Transcribe everything from the line containing "- divider: [42, 468, 658, 469]" down to the line containing "- redaction-scribble: [144, 627, 460, 731]", both included, with nothing changed.

"""

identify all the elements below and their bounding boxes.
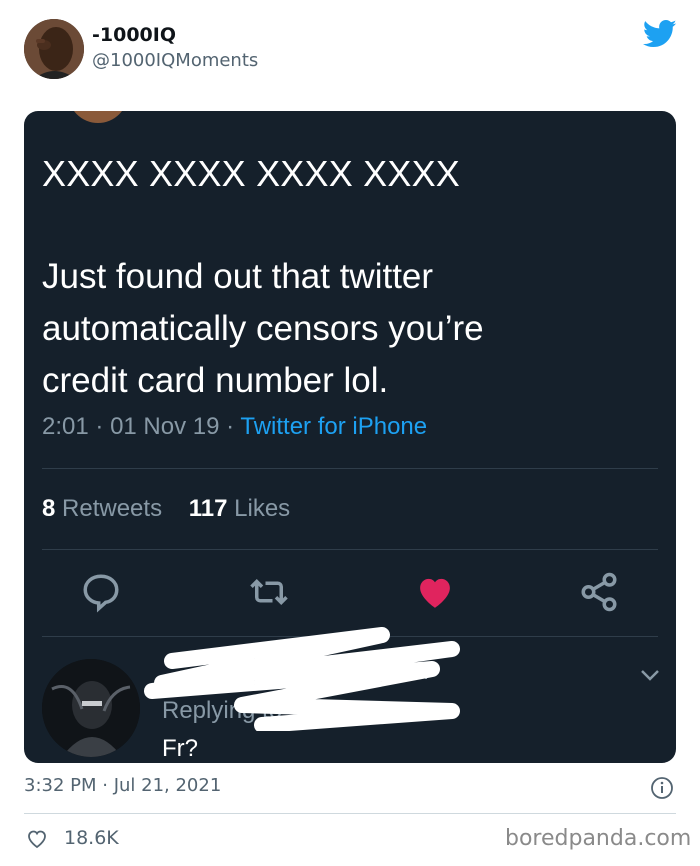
- divider: [42, 468, 658, 469]
- tweet-text-line: automatically censors you’re: [42, 309, 484, 348]
- meta-separator: ·: [95, 413, 104, 440]
- watermark: boredpanda.com: [505, 826, 692, 851]
- chevron-down-icon: [641, 670, 659, 681]
- retweets-count: 8: [42, 495, 56, 522]
- retweets-label: Retweets: [62, 495, 163, 522]
- embedded-source: Twitter for iPhone: [240, 413, 428, 440]
- redaction-scribble: [144, 627, 460, 731]
- embedded-author-avatar: [68, 111, 128, 123]
- divider: [42, 549, 658, 550]
- tweet-text-line: credit card number lol.: [42, 361, 389, 400]
- reply-author-avatar: [42, 659, 140, 757]
- like-heart-icon: [420, 578, 450, 608]
- retweet-icon: [250, 579, 288, 605]
- author-handle[interactable]: @1000IQMoments: [92, 50, 258, 71]
- author-display-name[interactable]: -1000IQ: [92, 24, 176, 46]
- twitter-logo-icon[interactable]: [643, 19, 677, 49]
- reply-icon: [83, 574, 119, 613]
- like-count: 18.6K: [64, 827, 119, 849]
- embedded-date: 01 Nov 19: [110, 413, 220, 440]
- tweet-timestamp[interactable]: 3:32 PM · Jul 21, 2021: [24, 775, 221, 796]
- embedded-tweet-screenshot: XXXX XXXX XXXX XXXX Just found out that …: [24, 111, 676, 763]
- share-icon: [581, 572, 617, 612]
- embedded-tweet-meta: 2:01 · 01 Nov 19 · Twitter for iPhone: [42, 413, 427, 441]
- censored-card-number: XXXX XXXX XXXX XXXX: [42, 153, 460, 194]
- tweet-header: -1000IQ @1000IQMoments: [0, 0, 700, 100]
- likes-label: Likes: [234, 495, 291, 522]
- info-icon[interactable]: [650, 776, 674, 800]
- reply-text: Fr?: [162, 735, 198, 762]
- embedded-tweet-text: Just found out that twitter automaticall…: [42, 251, 602, 407]
- tweet-text-line: Just found out that twitter: [42, 257, 434, 296]
- author-avatar[interactable]: [24, 19, 84, 79]
- meta-separator: ·: [226, 413, 235, 440]
- likes-count: 117: [188, 495, 228, 522]
- embedded-stats: 8 Retweets 117 Likes: [42, 495, 290, 523]
- heart-outline-icon[interactable]: [24, 827, 50, 851]
- embedded-time: 2:01: [42, 413, 89, 440]
- divider: [24, 813, 676, 814]
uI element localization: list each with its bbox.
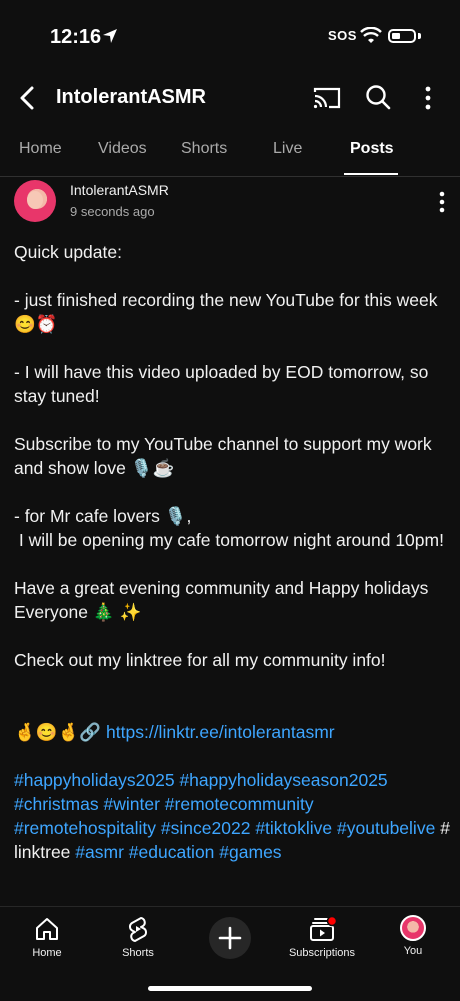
search-icon[interactable] (364, 83, 392, 111)
post-author[interactable]: IntolerantASMR (70, 182, 169, 198)
hashtag-link[interactable]: #games (219, 842, 281, 862)
hashtag-link[interactable]: #since2022 (161, 818, 251, 838)
nav-subscriptions-label: Subscriptions (288, 947, 356, 959)
wifi-icon (360, 27, 382, 43)
tab-live[interactable]: Live (273, 140, 302, 158)
hashtag-link[interactable]: #remotecommunity (165, 794, 314, 814)
hashtag-link[interactable]: #happyholidays2025 (14, 770, 175, 790)
linktree-line: 🤞😊🤞🔗 https://linktr.ee/intolerantasmr (14, 720, 450, 744)
nav-you[interactable]: You (373, 915, 453, 957)
hashtag-link[interactable]: #remotehospitality (14, 818, 156, 838)
nav-shorts[interactable]: Shorts (98, 915, 178, 959)
tab-videos[interactable]: Videos (98, 140, 147, 158)
emoji-prefix: 🤞😊🤞🔗 (14, 722, 107, 742)
author-avatar[interactable] (14, 180, 56, 222)
post-body: Quick update: - just finished recording … (14, 240, 450, 864)
post-line: Have a great evening community and Happy… (14, 578, 429, 622)
hashtag-link[interactable]: #happyholidayseason2025 (179, 770, 387, 790)
hashtag-link[interactable]: #asmr (75, 842, 124, 862)
tab-home[interactable]: Home (19, 140, 62, 158)
nav-shorts-label: Shorts (122, 947, 154, 959)
battery-icon (388, 29, 416, 43)
nav-you-label: You (403, 945, 423, 957)
nav-home[interactable]: Home (7, 915, 87, 959)
tab-posts[interactable]: Posts (350, 140, 394, 158)
hashtag-link[interactable]: #winter (103, 794, 159, 814)
post-line: Check out my linktree for all my communi… (14, 650, 386, 670)
hashtag-link[interactable]: #education (129, 842, 215, 862)
hashtag-link[interactable]: #christmas (14, 794, 99, 814)
post-line: - for Mr cafe lovers 🎙️, (14, 506, 192, 526)
status-time: 12:16 (50, 26, 102, 48)
battery-cap (418, 33, 421, 39)
shorts-icon (129, 917, 147, 942)
you-avatar (400, 915, 426, 941)
plus-icon (218, 926, 242, 950)
post-timestamp: 9 seconds ago (70, 204, 155, 219)
location-arrow-icon (103, 29, 117, 43)
cast-icon[interactable] (312, 84, 342, 112)
linktree-link[interactable]: https://linktr.ee/intolerantasmr (106, 722, 335, 742)
post-line: - I will have this video uploaded by EOD… (14, 362, 429, 406)
subscriptions-icon (310, 915, 336, 941)
nav-home-label: Home (32, 947, 62, 959)
hashtags: #happyholidays2025 #happyholidayseason20… (14, 768, 450, 864)
channel-tabs: Home Videos Shorts Live Posts (0, 128, 460, 177)
channel-title: IntolerantASMR (56, 86, 206, 108)
post-header: IntolerantASMR 9 seconds ago (0, 178, 460, 228)
home-indicator (148, 986, 312, 991)
hashtag-link[interactable]: #youtubelive (337, 818, 435, 838)
post-line: I will be opening my cafe tomorrow night… (14, 530, 444, 550)
home-icon (36, 918, 58, 940)
post-more-options-icon[interactable] (432, 190, 452, 214)
post-line: - just finished recording the new YouTub… (14, 290, 438, 334)
tab-shorts[interactable]: Shorts (181, 140, 227, 158)
post-line: Subscribe to my YouTube channel to suppo… (14, 434, 432, 478)
sos-indicator: SOS (328, 28, 357, 43)
hashtag-link[interactable]: #tiktoklive (255, 818, 332, 838)
post-line: Quick update: (14, 242, 122, 262)
app-bar: IntolerantASMR (0, 70, 460, 126)
active-tab-indicator (344, 173, 398, 175)
back-arrow-icon[interactable] (14, 84, 42, 112)
status-bar: 12:16 SOS (0, 0, 460, 70)
create-button[interactable] (209, 917, 251, 959)
nav-subscriptions[interactable]: Subscriptions (282, 915, 362, 959)
more-options-icon[interactable] (418, 84, 438, 112)
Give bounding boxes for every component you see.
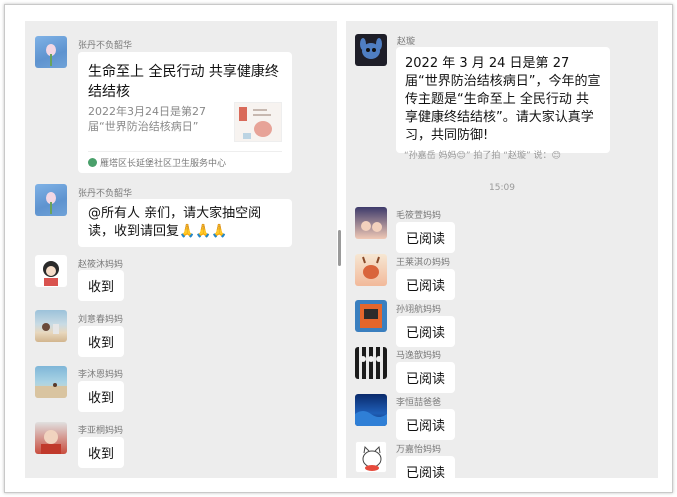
avatar[interactable] [355, 34, 387, 66]
card-divider [88, 151, 282, 152]
cartoon-deer-avatar-icon [362, 256, 380, 279]
lung-poster-thumbnail-icon [239, 107, 272, 139]
seaside-photo-avatar-icon [35, 383, 67, 398]
flower-avatar-icon [46, 44, 56, 66]
message-bubble[interactable]: 已阅读 [396, 222, 456, 253]
avatar[interactable] [35, 310, 67, 342]
avatar[interactable] [355, 254, 387, 286]
beach-photo-avatar-icon [42, 323, 59, 334]
sender-name: 李亚桐妈妈 [78, 426, 124, 436]
sender-name: 万嘉怡妈妈 [396, 445, 442, 455]
community-health-logo-icon [88, 158, 97, 167]
stitch-avatar-icon [360, 38, 382, 59]
left-chat-panel[interactable]: 张丹不负韶华 生命至上 全民行动 共享健康终结结核 2022年3月24日是第27… [25, 21, 337, 478]
sender-name: 王莱淇の妈妈 [396, 258, 451, 268]
screenshot-frame: 张丹不负韶华 生命至上 全民行动 共享健康终结结核 2022年3月24日是第27… [4, 4, 673, 493]
message-bubble[interactable]: 收到 [78, 270, 125, 301]
link-card[interactable]: 生命至上 全民行动 共享健康终结结核 2022年3月24日是第27届“世界防治结… [78, 52, 292, 173]
sender-name: 赵筱沐妈妈 [78, 260, 124, 270]
avatar[interactable] [35, 422, 67, 454]
sender-name: 张丹不负韶华 [78, 189, 133, 199]
card-description: 2022年3月24日是第27届“世界防治结核病日” [88, 105, 206, 133]
sender-name: 孙翊航妈妈 [396, 305, 442, 315]
sender-name: 李恒喆爸爸 [396, 398, 442, 408]
avatar[interactable] [35, 366, 67, 398]
message-bubble[interactable]: 已阅读 [396, 456, 456, 478]
avatar[interactable] [35, 255, 67, 287]
timestamp: 15:09 [489, 183, 515, 193]
avatar[interactable] [35, 36, 67, 68]
cartoon-cat-avatar-icon [362, 445, 382, 471]
right-chat-panel[interactable]: 赵璇 2022 年 3 月 24 日是第 27 届“世界防治结核病日”，今年的宣… [346, 21, 658, 478]
avatar[interactable] [355, 347, 387, 379]
message-bubble[interactable]: 已阅读 [396, 269, 456, 300]
group-photo-avatar-icon [360, 356, 382, 362]
avatar[interactable] [35, 184, 67, 216]
ocean-photo-avatar-icon [355, 411, 387, 426]
sender-name: 毛筱萱妈妈 [396, 211, 442, 221]
sender-name: 李沐恩妈妈 [78, 370, 124, 380]
card-source-label: 雁塔区长延堡社区卫生服务中心 [100, 159, 227, 169]
illustration-avatar-icon [360, 304, 382, 328]
sender-name: 刘意春妈妈 [78, 315, 124, 325]
scrollbar[interactable] [338, 230, 341, 266]
sender-name: 张丹不负韶华 [78, 41, 133, 51]
avatar[interactable] [355, 300, 387, 332]
flower-avatar-icon [46, 192, 56, 214]
message-bubble[interactable]: 收到 [78, 437, 125, 468]
avatar[interactable] [355, 441, 387, 473]
message-bubble[interactable]: 收到 [78, 381, 125, 412]
system-notice: “孙嘉岳 妈妈😊” 拍了拍 “赵璇” 说：😊 [404, 151, 561, 161]
message-bubble[interactable]: @所有人 亲们，请大家抽空阅读，收到请回复🙏🙏🙏 [78, 199, 292, 247]
card-source: 雁塔区长延堡社区卫生服务中心 [88, 156, 226, 169]
message-bubble[interactable]: 2022 年 3 月 24 日是第 27 届“世界防治结核病日”，今年的宣传主题… [396, 47, 610, 153]
card-thumbnail [234, 102, 282, 142]
avatar[interactable] [355, 394, 387, 426]
sender-name: 赵璇 [397, 37, 416, 47]
message-bubble[interactable]: 已阅读 [396, 316, 456, 347]
cartoon-girl-avatar-icon [43, 261, 59, 286]
message-bubble[interactable]: 已阅读 [396, 409, 456, 440]
card-title: 生命至上 全民行动 共享健康终结结核 [88, 64, 279, 100]
kids-photo-avatar-icon [361, 221, 382, 232]
child-photo-avatar-icon [41, 430, 61, 454]
avatar[interactable] [355, 207, 387, 239]
message-bubble[interactable]: 收到 [78, 326, 125, 357]
sender-name: 马逸歆妈妈 [396, 351, 442, 361]
message-bubble[interactable]: 已阅读 [396, 362, 456, 393]
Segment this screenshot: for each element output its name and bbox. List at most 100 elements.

"""

* [WORKED SOLUTION]
- divider: [42, 468, 658, 469]
- tweet-text-line: automatically censors you’re: [42, 309, 484, 348]
- meta-separator: ·: [95, 413, 104, 440]
- watermark: boredpanda.com: [505, 826, 692, 851]
- chevron-down-icon: [641, 670, 659, 681]
- retweets-count: 8: [42, 495, 56, 522]
- retweets-label: Retweets: [62, 495, 163, 522]
- embedded-source: Twitter for iPhone: [240, 413, 428, 440]
- redaction-scribble: [144, 627, 460, 731]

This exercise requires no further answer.